— Begin Recorded information —

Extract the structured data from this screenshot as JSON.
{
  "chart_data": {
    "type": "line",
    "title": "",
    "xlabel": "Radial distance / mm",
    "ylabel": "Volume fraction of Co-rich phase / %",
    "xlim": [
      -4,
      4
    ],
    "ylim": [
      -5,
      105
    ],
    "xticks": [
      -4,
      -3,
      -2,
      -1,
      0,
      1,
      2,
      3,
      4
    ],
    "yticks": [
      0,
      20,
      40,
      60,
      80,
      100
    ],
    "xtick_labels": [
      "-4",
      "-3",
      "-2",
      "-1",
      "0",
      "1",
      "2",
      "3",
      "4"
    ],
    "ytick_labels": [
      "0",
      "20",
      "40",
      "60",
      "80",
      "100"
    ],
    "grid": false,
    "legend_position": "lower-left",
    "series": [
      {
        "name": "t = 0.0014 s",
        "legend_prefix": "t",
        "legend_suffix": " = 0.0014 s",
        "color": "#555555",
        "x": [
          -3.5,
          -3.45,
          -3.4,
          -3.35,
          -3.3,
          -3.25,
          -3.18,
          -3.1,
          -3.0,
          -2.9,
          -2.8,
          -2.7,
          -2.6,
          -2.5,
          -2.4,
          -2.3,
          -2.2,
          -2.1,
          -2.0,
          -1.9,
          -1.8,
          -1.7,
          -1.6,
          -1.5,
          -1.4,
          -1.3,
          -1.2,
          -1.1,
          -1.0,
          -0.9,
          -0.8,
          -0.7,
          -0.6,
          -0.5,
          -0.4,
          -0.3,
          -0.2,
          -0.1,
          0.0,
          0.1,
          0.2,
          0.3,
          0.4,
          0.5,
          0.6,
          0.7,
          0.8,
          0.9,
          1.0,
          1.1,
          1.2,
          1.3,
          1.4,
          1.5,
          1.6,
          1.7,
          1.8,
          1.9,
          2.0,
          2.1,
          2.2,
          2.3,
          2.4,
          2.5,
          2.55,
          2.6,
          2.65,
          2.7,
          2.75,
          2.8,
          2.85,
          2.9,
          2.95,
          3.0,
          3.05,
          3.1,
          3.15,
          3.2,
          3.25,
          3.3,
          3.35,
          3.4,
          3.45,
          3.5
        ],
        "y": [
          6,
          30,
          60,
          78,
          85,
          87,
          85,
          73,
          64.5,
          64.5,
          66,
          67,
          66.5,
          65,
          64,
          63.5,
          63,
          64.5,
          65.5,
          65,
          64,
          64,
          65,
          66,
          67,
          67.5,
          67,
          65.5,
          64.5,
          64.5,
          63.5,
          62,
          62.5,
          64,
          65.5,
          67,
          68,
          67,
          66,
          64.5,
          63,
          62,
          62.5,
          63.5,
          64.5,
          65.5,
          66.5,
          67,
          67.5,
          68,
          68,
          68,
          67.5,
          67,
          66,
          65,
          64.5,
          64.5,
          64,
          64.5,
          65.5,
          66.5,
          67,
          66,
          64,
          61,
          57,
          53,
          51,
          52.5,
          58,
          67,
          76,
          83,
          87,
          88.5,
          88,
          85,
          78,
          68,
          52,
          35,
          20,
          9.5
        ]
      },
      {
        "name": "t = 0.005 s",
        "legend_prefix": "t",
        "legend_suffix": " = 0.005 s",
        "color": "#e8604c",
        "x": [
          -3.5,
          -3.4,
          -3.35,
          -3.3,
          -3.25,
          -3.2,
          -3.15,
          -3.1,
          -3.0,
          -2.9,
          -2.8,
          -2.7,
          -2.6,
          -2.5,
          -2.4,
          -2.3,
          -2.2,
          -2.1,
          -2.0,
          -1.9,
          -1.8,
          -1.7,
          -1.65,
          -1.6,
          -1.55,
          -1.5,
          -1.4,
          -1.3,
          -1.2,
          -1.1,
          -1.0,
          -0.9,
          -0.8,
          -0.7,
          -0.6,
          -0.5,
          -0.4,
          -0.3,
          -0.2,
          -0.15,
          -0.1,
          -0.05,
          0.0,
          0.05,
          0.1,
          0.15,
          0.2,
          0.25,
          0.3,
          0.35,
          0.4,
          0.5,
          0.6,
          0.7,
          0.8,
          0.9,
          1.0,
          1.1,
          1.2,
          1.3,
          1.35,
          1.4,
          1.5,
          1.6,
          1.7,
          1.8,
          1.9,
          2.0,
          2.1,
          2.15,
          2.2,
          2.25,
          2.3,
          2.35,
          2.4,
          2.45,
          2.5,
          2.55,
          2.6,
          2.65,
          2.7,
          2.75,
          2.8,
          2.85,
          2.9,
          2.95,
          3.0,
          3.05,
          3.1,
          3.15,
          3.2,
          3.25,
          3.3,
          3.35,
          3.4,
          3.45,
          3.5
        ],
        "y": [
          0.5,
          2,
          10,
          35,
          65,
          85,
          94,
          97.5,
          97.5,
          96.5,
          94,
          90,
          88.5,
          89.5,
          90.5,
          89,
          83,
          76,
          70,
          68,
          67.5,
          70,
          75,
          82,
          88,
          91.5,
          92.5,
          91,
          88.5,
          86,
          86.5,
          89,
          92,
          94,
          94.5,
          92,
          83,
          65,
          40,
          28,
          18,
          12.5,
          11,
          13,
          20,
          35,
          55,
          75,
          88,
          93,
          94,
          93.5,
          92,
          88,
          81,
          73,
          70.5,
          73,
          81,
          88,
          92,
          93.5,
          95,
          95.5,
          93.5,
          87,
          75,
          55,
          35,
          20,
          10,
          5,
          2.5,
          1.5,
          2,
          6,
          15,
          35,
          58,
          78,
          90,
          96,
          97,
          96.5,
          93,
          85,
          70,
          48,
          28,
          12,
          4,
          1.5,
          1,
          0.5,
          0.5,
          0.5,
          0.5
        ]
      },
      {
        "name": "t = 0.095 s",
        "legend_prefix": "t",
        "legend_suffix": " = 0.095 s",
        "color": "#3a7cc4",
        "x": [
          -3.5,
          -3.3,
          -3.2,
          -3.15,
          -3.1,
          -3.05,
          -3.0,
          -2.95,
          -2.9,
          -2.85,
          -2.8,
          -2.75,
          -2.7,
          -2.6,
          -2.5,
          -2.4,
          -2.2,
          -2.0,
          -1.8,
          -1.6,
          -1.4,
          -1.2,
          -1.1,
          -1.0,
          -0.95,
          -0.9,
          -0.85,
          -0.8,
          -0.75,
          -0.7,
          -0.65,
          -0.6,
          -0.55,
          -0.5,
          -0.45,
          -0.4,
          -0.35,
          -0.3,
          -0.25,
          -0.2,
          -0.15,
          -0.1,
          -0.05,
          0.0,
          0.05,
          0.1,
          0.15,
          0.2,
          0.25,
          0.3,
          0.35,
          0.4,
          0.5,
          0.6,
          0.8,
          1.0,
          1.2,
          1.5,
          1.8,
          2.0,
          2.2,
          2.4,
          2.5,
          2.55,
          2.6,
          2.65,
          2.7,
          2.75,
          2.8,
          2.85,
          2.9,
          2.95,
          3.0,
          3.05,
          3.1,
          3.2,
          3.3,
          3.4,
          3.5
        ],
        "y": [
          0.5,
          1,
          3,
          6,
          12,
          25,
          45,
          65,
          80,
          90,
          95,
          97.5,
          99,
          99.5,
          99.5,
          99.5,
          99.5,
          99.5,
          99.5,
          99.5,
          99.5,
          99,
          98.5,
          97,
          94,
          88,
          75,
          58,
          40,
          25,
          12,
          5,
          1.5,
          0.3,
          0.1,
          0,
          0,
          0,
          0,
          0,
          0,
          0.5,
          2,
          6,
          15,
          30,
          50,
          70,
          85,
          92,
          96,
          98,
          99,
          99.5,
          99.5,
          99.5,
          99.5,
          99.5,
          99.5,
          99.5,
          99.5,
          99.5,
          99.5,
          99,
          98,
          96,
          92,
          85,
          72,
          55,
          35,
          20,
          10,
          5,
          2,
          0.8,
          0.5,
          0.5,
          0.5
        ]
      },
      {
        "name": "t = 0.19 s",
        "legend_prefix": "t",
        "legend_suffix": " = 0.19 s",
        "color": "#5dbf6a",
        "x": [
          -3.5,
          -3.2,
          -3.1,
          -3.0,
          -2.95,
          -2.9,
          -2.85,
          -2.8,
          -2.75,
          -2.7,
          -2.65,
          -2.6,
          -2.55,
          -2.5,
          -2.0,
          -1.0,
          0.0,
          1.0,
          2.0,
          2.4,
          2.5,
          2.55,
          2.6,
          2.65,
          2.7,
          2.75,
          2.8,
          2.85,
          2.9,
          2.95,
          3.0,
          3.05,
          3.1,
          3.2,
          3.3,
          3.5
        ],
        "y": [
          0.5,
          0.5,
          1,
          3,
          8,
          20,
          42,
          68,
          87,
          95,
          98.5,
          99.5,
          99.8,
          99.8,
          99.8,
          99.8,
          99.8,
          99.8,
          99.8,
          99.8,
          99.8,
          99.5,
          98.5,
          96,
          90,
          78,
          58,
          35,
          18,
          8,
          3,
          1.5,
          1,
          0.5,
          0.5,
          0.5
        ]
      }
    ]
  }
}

— End Recorded information —

§ To do: Copy each line from the data above that includes "color".

§ Exercise response:
        "color": "#555555",
        "color": "#e8604c",
        "color": "#3a7cc4",
        "color": "#5dbf6a",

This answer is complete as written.